**SUPPLIED PASSAGE**
● ● ● ● ●
Tuesday, October 30, 2012

Swing and Sing! This is the meaning of life.



 When carrying the worry-bundles in my "parent" backpack, I often forget that a teacher-mom must equally be a learner-mom. Every single day, I must remain wide open to the lessons my children offer.  

First: go outside and swing.  Swing with abandon, with the wind in your face.  Defy gravity.  Swing up to the sky, touch your toes to the edge of the moon. 

Then, take time to learn how to sing.

For a week or so, I really thought I was getting better at this teaching journey.  I had a big plan for a month long project called Moon Journals, in which we would practice nightly observation, then create nature/art journals to record the process.  I checked out lots of books, spent a day with Elliot making home-made musical instruments to score poems, brought out the art supplies and planned.  It was a properly fleshed out unit study.  And it was working beautifully for the first week and a half.  But just now, as the moon is full, I am ready to let go of this plan.  Or at least relax my expectations.  It's difficult to maintain interest in any one thing for 28 straight days.
● ● ● ● ●
Records from a dataset:
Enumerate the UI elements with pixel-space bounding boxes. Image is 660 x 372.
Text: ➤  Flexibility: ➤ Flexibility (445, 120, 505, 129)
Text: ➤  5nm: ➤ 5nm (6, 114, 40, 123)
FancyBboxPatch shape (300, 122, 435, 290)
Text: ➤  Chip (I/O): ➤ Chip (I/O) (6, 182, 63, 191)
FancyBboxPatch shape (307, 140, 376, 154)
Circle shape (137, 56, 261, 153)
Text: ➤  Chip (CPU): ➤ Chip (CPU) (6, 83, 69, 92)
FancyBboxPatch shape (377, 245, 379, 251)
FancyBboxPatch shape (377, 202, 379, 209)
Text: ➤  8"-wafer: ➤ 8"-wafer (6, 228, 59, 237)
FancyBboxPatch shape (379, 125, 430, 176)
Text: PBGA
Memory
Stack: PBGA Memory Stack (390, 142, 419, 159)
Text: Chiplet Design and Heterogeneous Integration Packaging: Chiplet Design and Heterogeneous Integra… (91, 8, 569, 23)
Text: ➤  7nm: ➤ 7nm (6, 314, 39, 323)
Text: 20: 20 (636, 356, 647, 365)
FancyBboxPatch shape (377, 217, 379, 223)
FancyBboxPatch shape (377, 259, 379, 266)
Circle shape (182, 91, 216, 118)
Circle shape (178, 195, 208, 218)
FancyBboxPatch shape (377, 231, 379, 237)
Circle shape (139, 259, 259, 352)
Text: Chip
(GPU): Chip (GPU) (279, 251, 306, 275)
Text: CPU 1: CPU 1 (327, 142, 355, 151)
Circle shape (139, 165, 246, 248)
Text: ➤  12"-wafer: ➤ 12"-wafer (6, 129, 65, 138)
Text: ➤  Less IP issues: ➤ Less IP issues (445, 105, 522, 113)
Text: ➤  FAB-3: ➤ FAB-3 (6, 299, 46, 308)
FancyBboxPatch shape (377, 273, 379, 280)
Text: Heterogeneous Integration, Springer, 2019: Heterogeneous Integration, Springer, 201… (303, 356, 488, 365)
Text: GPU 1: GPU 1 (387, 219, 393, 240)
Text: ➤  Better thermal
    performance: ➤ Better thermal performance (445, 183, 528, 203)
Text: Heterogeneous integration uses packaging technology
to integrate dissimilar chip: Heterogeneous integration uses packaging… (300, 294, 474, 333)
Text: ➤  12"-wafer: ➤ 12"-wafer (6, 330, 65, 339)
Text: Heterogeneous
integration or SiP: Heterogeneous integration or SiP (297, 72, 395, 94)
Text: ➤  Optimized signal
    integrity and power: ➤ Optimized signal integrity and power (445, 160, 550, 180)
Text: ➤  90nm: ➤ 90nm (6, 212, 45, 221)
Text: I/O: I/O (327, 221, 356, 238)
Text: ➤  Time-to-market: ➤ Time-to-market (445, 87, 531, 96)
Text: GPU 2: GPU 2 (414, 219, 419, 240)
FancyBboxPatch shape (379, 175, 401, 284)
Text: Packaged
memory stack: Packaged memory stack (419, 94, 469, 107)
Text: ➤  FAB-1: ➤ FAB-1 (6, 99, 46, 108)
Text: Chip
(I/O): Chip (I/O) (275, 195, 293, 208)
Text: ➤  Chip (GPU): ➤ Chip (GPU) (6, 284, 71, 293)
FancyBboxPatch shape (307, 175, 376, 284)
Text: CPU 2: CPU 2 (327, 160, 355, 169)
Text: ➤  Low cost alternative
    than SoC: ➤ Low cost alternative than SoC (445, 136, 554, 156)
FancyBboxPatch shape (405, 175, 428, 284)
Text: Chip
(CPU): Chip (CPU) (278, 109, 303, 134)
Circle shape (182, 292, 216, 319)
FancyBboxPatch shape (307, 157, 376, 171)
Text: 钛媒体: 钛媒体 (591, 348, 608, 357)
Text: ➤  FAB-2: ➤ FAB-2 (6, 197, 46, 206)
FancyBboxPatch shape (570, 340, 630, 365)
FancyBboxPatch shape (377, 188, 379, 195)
● ● ● ● ●
**REQUIREMENT 1**
Answer these questions about the blog post on swinging and singing, one answer per line:
(a) What was the month-long project called?
(b) With whom did the writer spend a day making home-made musical instruments?
(c) What does the post say to do first?
**REQUIREMENT 2**
In the blog post about swinging and singing, rename "backpack" as "knapsack" in the part that opens with the words containing "Swing and Sing!" and closes with "how to sing.", and give that part again.
**REQUIREMENT 3**
Go on with the blog post about swinging and singing, picking up after its final sentence.

**REPLY 1**
(a) Moon Journals
(b) Elliot
(c) Go outside and swing.

**REPLY 2**
Swing and Sing! This is the meaning of life.



 When carrying the worry-bundles in my "parent" knapsack, I often forget that a teacher-mom must equally be a learner-mom. Every single day, I must remain wide open to the lessons my children offer.  

First: go outside and swing.  Swing with abandon, with the wind in your face.  Defy gravity.  Swing up to the sky, touch your toes to the edge of the moon. 

Then, take time to learn how to sing.

**REPLY 3**
We've just said goodbye to my mom, who drove over 700 miles and through mountains for her annual visit.  We enjoyed every single day she was here, brightening up our lives with her love.  She was there with us when we said goodbye to our library friends.  She joined in our moon journal project, sitting in the dark with us on lovely warm evenings surrounded by Elliot, Ozzie, Annie, Richard and I.  We plugged in the strings of lights on the back porch and wrote creative thoughts about the moon together.  Together we shared what we had written, which infused the writing process with a warm, accepting, supportive feeling.  This is what I hope Elliot will experience more as he develops his writing skills.  I hope to teach that we write not to produce standard, acceptable sentences with proper punctuation, but to connect with others in a way that is different and somehow deeper than spoken conversation.





After a weekend of swinging emotions, I woke up to Monday.  I had just said goodbye to my mom, which is always difficult and sad.  I was full of worry as she was driving through a winter storm on the western edge of Hurricane Sandy.  I was also feeling a little lost because there seemed to be so many goodbyes last week.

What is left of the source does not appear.